**Exercise details:** Give back every line exactly as it appears, pictures excluded.

**Records to use:**
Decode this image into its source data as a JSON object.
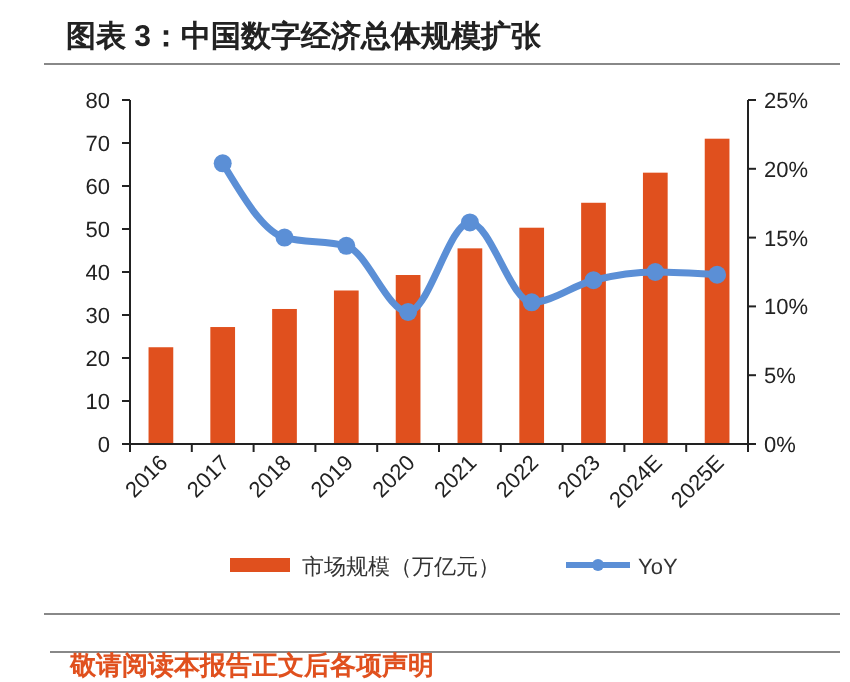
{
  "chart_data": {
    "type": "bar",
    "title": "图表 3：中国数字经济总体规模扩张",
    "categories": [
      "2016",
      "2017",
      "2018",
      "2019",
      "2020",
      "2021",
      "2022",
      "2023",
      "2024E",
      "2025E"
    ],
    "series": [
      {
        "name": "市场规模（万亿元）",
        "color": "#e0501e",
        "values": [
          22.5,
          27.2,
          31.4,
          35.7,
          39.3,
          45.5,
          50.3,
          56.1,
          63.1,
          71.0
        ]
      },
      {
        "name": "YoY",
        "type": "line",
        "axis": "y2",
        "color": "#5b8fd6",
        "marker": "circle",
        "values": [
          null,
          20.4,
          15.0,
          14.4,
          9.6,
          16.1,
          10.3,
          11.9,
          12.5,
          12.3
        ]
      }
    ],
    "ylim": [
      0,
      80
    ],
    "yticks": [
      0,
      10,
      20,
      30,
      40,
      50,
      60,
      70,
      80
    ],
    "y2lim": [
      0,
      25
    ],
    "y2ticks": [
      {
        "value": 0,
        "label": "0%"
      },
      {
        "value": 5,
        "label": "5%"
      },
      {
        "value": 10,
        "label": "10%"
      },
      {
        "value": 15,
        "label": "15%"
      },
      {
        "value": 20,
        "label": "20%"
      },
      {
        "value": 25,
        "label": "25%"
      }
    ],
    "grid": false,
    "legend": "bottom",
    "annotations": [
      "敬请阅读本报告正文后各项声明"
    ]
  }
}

**Task output:**
Decode this image into its source data as a JSON object.
{
  "chart_data": {
    "type": "bar",
    "title": "图表 3：中国数字经济总体规模扩张",
    "categories": [
      "2016",
      "2017",
      "2018",
      "2019",
      "2020",
      "2021",
      "2022",
      "2023",
      "2024E",
      "2025E"
    ],
    "series": [
      {
        "name": "市场规模（万亿元）",
        "color": "#e0501e",
        "values": [
          22.5,
          27.2,
          31.4,
          35.7,
          39.3,
          45.5,
          50.3,
          56.1,
          63.1,
          71.0
        ]
      },
      {
        "name": "YoY",
        "type": "line",
        "axis": "y2",
        "color": "#5b8fd6",
        "marker": "circle",
        "values": [
          null,
          20.4,
          15.0,
          14.4,
          9.6,
          16.1,
          10.3,
          11.9,
          12.5,
          12.3
        ]
      }
    ],
    "ylim": [
      0,
      80
    ],
    "yticks": [
      0,
      10,
      20,
      30,
      40,
      50,
      60,
      70,
      80
    ],
    "y2lim": [
      0,
      25
    ],
    "y2ticks": [
      {
        "value": 0,
        "label": "0%"
      },
      {
        "value": 5,
        "label": "5%"
      },
      {
        "value": 10,
        "label": "10%"
      },
      {
        "value": 15,
        "label": "15%"
      },
      {
        "value": 20,
        "label": "20%"
      },
      {
        "value": 25,
        "label": "25%"
      }
    ],
    "grid": false,
    "legend": "bottom",
    "annotations": [
      "敬请阅读本报告正文后各项声明"
    ]
  }
}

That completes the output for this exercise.